→ **Problem statement**: Note each line of the listing that contains the string "Output", and copy it.

→ **Recorded data**:

>> begin

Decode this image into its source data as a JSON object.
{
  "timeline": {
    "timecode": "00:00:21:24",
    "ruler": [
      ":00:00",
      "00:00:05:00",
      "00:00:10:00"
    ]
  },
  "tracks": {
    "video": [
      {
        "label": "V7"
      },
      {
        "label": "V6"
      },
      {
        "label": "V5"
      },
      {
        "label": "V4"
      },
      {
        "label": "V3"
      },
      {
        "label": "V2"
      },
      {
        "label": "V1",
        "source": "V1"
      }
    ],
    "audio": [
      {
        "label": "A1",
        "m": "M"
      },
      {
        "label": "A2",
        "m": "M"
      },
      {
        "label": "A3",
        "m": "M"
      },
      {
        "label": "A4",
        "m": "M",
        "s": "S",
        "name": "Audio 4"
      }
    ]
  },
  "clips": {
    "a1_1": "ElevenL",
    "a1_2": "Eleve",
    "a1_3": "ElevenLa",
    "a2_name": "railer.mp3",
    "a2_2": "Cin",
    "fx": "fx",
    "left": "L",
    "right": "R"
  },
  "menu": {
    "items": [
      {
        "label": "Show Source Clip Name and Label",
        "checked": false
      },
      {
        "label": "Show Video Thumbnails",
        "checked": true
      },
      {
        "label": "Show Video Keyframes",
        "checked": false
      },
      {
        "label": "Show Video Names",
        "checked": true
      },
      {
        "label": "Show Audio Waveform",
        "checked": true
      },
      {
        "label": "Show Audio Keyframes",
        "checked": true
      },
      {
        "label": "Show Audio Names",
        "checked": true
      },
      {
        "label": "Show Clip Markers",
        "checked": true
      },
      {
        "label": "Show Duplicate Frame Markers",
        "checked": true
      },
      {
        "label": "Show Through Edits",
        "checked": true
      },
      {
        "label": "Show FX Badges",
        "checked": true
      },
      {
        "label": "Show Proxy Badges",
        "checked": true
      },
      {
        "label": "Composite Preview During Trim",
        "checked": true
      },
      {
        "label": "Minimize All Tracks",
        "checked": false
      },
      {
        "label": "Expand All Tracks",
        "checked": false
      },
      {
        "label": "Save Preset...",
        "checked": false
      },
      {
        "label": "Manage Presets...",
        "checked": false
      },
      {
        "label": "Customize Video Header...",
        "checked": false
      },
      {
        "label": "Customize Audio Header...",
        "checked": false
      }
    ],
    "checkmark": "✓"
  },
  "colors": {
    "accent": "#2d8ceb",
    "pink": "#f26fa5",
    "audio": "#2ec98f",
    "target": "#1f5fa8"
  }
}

>> end
>> begin

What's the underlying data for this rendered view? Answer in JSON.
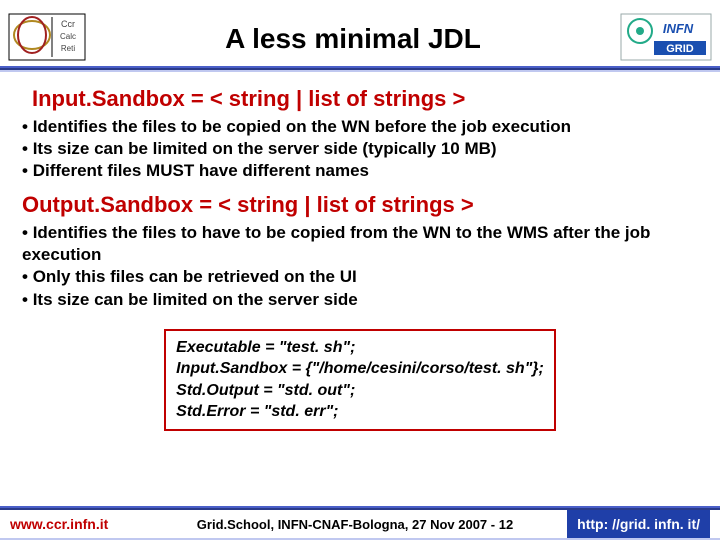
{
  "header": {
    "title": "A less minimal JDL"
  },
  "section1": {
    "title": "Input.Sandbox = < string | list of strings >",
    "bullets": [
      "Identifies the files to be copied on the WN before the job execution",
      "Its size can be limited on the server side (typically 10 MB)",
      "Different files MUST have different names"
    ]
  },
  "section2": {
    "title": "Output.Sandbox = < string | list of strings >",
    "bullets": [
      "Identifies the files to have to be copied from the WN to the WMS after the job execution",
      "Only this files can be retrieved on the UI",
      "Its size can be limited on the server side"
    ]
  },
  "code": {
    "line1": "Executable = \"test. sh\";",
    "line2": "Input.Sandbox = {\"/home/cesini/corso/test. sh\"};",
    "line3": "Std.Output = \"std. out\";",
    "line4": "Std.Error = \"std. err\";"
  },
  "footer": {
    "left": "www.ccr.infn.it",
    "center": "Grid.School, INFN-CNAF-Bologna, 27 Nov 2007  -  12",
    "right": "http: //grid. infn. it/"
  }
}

>> end

→ **Result of this exercise**:
    "title": "Output.Sandbox = < string | list of strings >",
    "line3": "Std.Output = \"std. out\";",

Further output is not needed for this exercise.